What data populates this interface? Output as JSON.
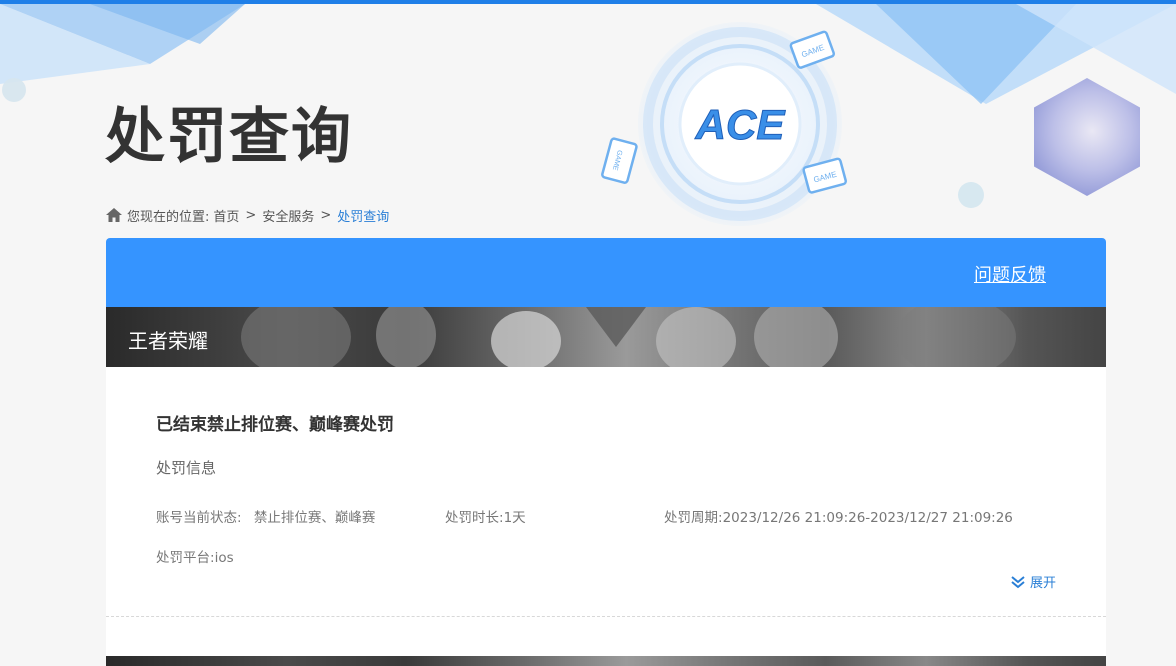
{
  "page": {
    "title": "处罚查询"
  },
  "emblem": {
    "logo_text": "ACE",
    "game_tags": [
      "GAME",
      "GAME",
      "GAME"
    ]
  },
  "breadcrumb": {
    "prefix": "您现在的位置:",
    "items": [
      "首页",
      "安全服务",
      "处罚查询"
    ],
    "separator": ">",
    "icon": "home-icon"
  },
  "card": {
    "feedback_label": "问题反馈",
    "game_name": "王者荣耀",
    "penalty": {
      "title": "已结束禁止排位赛、巅峰赛处罚",
      "info_heading": "处罚信息",
      "status_label": "账号当前状态:",
      "status_value": "禁止排位赛、巅峰赛",
      "duration_label": "处罚时长:",
      "duration_value": "1天",
      "period_label": "处罚周期:",
      "period_value": "2023/12/26 21:09:26-2023/12/27 21:09:26",
      "platform_label": "处罚平台:",
      "platform_value": "ios",
      "expand_label": "展开"
    }
  },
  "colors": {
    "accent_blue": "#3594ff",
    "link_blue": "#2a7fd6",
    "top_line": "#1f7fe8"
  }
}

══════════════════════════════

• _WHAT YOU HAVE TO DO_:
Images must not appear in the copy; reproduce everything else in the records verbatim.

• _SOLUTION TO THE EXERCISE_:
What data populates this interface? Output as JSON.
{
  "page": {
    "title": "处罚查询"
  },
  "emblem": {
    "logo_text": "ACE",
    "game_tags": [
      "GAME",
      "GAME",
      "GAME"
    ]
  },
  "breadcrumb": {
    "prefix": "您现在的位置:",
    "items": [
      "首页",
      "安全服务",
      "处罚查询"
    ],
    "separator": ">",
    "icon": "home-icon"
  },
  "card": {
    "feedback_label": "问题反馈",
    "game_name": "王者荣耀",
    "penalty": {
      "title": "已结束禁止排位赛、巅峰赛处罚",
      "info_heading": "处罚信息",
      "status_label": "账号当前状态:",
      "status_value": "禁止排位赛、巅峰赛",
      "duration_label": "处罚时长:",
      "duration_value": "1天",
      "period_label": "处罚周期:",
      "period_value": "2023/12/26 21:09:26-2023/12/27 21:09:26",
      "platform_label": "处罚平台:",
      "platform_value": "ios",
      "expand_label": "展开"
    }
  },
  "colors": {
    "accent_blue": "#3594ff",
    "link_blue": "#2a7fd6",
    "top_line": "#1f7fe8"
  }
}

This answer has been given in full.